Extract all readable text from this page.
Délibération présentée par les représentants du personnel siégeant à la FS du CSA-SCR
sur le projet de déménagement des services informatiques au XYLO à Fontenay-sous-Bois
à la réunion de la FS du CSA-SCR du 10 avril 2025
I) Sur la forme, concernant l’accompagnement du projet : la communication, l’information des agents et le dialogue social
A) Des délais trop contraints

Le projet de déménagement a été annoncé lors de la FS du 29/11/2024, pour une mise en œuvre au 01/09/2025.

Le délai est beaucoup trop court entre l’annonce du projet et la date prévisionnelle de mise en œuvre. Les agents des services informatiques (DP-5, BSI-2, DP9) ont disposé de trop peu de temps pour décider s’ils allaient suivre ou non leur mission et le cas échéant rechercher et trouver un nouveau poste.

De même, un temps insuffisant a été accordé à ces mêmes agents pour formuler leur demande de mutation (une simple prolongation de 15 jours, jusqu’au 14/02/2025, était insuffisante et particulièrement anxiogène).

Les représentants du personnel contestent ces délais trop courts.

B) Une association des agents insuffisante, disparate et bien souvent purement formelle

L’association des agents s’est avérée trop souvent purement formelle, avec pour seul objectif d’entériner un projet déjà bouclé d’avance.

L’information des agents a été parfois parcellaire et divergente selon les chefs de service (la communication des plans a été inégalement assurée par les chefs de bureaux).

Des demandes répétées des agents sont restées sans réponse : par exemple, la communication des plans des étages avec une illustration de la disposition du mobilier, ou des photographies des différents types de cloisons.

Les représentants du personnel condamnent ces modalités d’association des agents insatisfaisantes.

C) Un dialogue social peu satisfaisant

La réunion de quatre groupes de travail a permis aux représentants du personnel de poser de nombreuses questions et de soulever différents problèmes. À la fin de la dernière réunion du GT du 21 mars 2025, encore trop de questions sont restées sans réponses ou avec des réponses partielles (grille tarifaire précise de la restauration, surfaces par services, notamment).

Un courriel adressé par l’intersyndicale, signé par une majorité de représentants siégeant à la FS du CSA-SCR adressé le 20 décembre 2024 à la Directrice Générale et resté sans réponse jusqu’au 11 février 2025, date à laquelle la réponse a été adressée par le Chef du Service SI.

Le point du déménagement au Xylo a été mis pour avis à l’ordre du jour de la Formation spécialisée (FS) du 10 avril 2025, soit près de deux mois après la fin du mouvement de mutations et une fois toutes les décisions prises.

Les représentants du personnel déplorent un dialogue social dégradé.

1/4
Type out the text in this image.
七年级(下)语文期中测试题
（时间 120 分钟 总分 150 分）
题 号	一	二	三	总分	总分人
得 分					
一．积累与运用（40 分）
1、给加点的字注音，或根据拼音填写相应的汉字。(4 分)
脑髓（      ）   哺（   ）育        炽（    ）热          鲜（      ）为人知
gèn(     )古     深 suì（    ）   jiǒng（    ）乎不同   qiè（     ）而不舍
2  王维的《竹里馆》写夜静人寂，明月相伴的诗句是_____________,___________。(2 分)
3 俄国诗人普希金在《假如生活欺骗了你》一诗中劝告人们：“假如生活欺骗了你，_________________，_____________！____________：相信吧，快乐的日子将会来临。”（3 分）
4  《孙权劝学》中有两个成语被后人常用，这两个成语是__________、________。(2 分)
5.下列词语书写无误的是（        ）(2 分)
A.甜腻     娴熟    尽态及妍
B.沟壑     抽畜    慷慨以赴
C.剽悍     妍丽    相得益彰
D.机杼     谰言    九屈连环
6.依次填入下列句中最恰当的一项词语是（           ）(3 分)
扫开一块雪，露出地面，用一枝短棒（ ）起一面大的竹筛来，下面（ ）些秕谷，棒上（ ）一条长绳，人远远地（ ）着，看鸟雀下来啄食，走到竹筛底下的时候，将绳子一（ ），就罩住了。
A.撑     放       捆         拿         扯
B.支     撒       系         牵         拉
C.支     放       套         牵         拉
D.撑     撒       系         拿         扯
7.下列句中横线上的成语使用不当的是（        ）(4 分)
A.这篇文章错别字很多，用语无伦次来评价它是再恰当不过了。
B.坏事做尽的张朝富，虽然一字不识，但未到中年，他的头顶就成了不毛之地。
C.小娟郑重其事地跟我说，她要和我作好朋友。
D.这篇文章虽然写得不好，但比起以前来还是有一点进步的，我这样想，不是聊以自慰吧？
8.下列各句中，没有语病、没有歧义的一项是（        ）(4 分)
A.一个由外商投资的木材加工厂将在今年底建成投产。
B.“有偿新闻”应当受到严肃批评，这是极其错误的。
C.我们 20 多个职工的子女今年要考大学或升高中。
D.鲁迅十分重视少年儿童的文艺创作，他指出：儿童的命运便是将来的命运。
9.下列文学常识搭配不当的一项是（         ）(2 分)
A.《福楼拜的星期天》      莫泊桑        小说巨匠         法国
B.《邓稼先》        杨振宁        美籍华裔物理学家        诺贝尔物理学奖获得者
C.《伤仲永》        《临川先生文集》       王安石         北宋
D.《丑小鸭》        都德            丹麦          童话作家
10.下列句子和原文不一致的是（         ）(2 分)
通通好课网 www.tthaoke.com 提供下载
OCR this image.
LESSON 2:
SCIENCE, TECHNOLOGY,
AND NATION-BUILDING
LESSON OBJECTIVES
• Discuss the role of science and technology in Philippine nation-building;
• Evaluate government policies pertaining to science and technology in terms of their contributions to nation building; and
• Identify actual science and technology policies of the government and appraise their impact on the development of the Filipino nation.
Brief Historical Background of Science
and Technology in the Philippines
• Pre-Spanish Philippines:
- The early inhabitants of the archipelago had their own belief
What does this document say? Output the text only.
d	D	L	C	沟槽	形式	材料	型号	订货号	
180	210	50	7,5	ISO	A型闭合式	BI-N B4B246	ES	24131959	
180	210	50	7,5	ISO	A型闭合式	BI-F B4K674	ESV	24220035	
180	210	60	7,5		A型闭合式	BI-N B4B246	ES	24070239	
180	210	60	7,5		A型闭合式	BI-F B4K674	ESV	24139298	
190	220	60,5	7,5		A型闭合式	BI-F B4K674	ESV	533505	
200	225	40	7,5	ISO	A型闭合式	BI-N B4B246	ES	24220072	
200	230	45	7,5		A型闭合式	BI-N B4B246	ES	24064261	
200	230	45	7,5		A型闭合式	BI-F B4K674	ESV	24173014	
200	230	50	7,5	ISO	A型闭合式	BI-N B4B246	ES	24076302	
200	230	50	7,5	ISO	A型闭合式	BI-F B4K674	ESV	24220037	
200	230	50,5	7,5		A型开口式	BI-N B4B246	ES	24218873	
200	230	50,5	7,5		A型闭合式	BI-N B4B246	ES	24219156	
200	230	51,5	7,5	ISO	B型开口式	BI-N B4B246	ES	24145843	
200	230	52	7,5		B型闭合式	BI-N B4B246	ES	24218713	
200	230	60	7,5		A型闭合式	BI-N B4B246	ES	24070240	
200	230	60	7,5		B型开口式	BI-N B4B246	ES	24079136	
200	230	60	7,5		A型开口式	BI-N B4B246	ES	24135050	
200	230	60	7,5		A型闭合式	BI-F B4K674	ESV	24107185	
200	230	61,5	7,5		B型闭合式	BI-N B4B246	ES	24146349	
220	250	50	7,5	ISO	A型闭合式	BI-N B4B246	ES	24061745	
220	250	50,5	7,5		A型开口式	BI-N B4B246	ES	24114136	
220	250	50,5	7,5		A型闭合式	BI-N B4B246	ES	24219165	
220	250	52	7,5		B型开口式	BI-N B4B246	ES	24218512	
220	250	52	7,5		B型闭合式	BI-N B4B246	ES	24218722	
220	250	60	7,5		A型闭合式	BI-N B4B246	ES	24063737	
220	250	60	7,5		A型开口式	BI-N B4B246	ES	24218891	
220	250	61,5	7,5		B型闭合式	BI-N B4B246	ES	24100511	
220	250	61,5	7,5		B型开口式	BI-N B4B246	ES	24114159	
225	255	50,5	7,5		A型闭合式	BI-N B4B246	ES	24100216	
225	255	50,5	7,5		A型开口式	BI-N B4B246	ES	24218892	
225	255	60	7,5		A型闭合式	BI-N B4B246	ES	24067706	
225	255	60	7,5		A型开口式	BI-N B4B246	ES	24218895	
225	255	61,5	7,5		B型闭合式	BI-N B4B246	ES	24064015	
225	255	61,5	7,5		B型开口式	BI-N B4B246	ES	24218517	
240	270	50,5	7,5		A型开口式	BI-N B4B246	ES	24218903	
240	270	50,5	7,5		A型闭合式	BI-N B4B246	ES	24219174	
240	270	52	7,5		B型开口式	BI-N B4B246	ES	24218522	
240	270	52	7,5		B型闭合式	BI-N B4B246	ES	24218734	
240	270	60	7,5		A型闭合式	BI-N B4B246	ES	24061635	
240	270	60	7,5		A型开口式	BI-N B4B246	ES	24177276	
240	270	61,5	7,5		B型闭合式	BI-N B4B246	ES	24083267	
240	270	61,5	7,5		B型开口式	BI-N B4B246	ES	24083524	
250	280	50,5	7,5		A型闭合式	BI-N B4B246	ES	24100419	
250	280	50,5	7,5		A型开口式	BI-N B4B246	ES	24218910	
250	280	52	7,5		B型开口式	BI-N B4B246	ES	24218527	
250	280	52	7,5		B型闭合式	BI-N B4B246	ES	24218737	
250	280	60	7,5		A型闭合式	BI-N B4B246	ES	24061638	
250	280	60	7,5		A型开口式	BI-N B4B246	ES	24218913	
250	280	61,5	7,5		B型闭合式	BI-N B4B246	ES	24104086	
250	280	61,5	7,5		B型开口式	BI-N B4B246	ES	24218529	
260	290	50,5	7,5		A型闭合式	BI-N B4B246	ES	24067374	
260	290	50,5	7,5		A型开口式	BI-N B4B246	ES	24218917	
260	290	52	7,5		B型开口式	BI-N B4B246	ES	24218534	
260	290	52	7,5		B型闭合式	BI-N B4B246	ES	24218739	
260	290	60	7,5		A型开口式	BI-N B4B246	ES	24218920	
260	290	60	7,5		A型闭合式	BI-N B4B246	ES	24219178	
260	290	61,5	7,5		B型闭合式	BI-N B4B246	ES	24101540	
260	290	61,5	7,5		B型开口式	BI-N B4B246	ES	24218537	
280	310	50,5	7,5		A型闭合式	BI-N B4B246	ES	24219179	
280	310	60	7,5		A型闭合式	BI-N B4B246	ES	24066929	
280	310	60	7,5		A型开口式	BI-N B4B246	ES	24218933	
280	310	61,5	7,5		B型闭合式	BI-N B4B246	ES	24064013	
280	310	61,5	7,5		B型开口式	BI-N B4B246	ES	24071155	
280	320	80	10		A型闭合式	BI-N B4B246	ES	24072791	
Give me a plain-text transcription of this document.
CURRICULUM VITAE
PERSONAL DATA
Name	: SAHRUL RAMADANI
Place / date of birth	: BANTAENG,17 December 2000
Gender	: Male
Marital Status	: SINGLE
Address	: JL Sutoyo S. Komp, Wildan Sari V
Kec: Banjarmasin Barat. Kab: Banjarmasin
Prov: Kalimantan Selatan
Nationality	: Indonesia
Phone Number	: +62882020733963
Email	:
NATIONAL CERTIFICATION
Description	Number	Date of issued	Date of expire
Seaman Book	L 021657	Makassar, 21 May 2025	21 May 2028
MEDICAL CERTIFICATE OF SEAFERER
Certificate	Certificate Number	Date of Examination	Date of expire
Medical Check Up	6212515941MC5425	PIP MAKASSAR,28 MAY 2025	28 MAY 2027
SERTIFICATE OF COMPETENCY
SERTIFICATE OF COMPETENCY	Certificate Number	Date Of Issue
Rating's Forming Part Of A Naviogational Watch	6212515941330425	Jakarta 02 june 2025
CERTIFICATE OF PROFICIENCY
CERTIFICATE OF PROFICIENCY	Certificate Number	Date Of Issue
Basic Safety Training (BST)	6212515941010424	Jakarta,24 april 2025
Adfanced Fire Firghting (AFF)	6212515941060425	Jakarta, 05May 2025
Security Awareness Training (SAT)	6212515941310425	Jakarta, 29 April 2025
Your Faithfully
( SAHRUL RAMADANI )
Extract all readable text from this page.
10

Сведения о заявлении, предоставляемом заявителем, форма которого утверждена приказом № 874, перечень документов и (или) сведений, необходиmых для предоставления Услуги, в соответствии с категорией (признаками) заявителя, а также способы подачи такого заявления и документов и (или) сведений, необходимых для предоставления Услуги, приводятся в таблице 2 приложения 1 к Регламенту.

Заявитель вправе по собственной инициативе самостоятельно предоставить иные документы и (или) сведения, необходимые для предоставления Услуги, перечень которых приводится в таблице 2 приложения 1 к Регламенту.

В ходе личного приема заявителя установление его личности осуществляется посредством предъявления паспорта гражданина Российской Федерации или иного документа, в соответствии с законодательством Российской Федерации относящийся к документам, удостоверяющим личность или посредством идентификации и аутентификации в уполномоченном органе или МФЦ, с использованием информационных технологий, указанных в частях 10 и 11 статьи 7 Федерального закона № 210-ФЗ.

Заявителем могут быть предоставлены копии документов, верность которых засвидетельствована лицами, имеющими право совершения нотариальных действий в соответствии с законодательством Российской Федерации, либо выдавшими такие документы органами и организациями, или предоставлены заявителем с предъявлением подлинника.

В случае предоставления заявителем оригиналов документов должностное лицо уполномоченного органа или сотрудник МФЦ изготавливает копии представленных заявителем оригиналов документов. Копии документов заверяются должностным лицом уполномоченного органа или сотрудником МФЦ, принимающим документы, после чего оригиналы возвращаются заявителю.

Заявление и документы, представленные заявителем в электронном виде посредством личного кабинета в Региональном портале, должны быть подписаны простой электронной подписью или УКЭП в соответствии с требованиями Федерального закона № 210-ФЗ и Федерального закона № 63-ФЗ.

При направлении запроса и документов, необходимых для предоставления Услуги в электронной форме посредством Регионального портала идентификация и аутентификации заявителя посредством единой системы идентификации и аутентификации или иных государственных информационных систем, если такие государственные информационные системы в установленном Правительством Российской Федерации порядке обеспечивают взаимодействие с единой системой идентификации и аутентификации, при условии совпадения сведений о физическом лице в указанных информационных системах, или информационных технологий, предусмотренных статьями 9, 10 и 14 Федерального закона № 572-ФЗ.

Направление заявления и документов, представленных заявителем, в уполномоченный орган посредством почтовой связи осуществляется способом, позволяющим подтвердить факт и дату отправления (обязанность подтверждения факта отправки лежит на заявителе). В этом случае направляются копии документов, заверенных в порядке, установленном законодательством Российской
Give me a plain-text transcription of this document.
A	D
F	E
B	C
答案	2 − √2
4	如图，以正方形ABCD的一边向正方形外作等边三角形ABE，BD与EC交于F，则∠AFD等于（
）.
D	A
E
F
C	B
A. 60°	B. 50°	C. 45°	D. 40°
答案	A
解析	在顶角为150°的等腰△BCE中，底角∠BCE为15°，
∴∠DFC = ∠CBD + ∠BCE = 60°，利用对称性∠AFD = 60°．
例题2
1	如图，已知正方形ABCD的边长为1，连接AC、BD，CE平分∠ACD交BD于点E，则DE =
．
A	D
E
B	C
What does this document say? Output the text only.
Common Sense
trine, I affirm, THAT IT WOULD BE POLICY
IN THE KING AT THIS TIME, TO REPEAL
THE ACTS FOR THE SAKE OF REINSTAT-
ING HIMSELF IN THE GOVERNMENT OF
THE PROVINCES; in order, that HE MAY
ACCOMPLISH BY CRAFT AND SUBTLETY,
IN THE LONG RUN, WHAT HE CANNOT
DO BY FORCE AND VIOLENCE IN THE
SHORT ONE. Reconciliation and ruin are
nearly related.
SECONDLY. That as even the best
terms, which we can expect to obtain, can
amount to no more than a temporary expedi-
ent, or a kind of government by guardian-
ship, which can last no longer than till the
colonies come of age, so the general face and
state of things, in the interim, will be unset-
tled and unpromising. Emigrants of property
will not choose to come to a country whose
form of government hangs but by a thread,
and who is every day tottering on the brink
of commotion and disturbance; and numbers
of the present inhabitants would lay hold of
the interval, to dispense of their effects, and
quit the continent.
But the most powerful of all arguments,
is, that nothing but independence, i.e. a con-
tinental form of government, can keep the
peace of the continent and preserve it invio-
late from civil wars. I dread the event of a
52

_EXERCISE_
Considering only the records above, state the number of lines that include the word "PROFICIENCY", with nothing added.

_COMPLETE ANSWER_
2